Directions for this task ::
Scan the records for the string "Sign"; copy each line where it occurs.
'''
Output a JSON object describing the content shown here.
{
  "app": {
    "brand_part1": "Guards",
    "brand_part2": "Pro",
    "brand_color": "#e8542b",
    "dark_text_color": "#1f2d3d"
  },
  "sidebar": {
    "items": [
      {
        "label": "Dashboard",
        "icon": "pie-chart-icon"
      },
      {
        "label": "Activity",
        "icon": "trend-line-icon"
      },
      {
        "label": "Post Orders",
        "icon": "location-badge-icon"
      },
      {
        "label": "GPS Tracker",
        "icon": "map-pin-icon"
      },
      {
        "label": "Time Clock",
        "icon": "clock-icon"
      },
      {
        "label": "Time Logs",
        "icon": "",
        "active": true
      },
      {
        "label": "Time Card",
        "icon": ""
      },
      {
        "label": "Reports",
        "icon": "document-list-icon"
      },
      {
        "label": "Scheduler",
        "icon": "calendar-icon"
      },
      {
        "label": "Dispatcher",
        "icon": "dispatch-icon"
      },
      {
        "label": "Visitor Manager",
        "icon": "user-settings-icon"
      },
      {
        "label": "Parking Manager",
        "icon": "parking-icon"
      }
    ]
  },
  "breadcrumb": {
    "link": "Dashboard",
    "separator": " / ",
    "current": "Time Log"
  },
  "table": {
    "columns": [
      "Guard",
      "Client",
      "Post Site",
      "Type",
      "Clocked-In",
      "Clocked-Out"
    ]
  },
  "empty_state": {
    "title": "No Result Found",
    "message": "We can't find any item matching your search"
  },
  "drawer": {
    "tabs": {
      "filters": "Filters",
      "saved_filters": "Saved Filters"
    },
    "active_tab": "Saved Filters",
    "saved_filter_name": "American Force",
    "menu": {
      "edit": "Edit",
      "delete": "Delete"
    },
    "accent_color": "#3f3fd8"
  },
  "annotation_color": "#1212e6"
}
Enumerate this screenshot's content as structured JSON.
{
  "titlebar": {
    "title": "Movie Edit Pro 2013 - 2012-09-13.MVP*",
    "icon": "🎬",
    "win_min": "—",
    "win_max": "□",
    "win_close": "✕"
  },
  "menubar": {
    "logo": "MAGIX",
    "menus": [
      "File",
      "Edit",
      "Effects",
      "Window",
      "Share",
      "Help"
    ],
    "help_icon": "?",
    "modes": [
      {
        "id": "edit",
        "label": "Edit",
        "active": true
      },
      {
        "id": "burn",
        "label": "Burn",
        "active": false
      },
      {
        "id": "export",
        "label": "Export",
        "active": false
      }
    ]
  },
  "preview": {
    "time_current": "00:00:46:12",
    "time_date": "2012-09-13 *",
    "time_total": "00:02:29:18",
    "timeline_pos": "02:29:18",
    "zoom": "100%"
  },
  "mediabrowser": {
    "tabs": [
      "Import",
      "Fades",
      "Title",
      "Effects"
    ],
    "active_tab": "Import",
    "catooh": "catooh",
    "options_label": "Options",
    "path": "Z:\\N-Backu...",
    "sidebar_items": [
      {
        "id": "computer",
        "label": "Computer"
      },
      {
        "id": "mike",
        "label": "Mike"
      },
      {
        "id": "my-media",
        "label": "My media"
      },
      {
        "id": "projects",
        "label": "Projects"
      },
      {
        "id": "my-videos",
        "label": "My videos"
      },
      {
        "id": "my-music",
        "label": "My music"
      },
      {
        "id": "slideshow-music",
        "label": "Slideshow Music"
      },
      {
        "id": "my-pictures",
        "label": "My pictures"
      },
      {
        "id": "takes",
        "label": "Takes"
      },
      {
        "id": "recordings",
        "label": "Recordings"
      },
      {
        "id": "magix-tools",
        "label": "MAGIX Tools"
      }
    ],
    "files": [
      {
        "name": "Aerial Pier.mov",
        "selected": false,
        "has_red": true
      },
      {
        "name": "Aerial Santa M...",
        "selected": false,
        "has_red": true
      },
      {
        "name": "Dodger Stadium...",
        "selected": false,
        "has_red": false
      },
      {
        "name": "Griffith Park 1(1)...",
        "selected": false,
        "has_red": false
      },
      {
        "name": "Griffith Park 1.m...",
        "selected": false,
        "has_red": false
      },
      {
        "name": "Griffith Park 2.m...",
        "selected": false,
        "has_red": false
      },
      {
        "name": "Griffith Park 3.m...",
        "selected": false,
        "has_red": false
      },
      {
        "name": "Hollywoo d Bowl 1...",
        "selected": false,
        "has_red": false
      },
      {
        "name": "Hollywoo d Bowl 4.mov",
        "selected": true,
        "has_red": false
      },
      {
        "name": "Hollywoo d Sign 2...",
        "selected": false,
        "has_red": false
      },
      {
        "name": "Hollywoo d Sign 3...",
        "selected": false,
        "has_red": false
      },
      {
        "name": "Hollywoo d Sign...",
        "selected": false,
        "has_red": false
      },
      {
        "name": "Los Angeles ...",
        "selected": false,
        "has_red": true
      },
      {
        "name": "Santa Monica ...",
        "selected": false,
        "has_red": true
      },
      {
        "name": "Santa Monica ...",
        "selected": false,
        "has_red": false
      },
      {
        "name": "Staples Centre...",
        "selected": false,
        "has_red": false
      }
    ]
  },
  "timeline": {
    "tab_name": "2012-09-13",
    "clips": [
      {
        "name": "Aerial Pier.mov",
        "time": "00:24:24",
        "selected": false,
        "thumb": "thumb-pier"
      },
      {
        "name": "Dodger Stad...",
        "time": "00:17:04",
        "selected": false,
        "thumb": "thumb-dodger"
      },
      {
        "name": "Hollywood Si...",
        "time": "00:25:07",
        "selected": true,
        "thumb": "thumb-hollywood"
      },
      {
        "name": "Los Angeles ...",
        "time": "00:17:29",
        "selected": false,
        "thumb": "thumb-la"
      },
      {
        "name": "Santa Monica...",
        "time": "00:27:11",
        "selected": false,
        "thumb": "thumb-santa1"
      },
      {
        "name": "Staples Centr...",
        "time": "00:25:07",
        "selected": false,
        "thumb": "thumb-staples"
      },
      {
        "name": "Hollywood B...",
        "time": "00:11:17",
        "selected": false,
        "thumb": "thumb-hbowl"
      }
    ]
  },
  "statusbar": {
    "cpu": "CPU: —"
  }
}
'''
Result below ::
        "name": "Hollywoo d Sign 2...",
        "name": "Hollywoo d Sign 3...",
        "name": "Hollywoo d Sign...",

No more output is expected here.